_EXERCISE DESCRIPTION:_
Say only how many lines contain the word "两个确立".

_ENTRIES SUPPLIED:_
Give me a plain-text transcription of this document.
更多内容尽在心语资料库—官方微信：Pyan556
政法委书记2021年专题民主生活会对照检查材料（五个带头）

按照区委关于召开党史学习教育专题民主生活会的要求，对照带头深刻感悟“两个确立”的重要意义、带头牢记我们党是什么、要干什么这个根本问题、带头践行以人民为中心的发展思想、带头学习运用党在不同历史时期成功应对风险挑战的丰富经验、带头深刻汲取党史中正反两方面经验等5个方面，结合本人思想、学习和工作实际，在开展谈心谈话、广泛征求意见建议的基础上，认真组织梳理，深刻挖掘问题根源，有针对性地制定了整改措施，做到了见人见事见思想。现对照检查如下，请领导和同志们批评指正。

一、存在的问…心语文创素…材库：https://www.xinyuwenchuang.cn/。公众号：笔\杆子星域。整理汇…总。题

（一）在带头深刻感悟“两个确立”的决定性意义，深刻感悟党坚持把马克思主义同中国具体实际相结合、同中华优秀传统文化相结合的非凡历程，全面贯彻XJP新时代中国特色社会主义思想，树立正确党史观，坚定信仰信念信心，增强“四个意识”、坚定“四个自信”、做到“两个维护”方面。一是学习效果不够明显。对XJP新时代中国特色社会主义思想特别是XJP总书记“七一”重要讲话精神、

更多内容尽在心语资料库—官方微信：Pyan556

_RESPONSE BELOW:_
2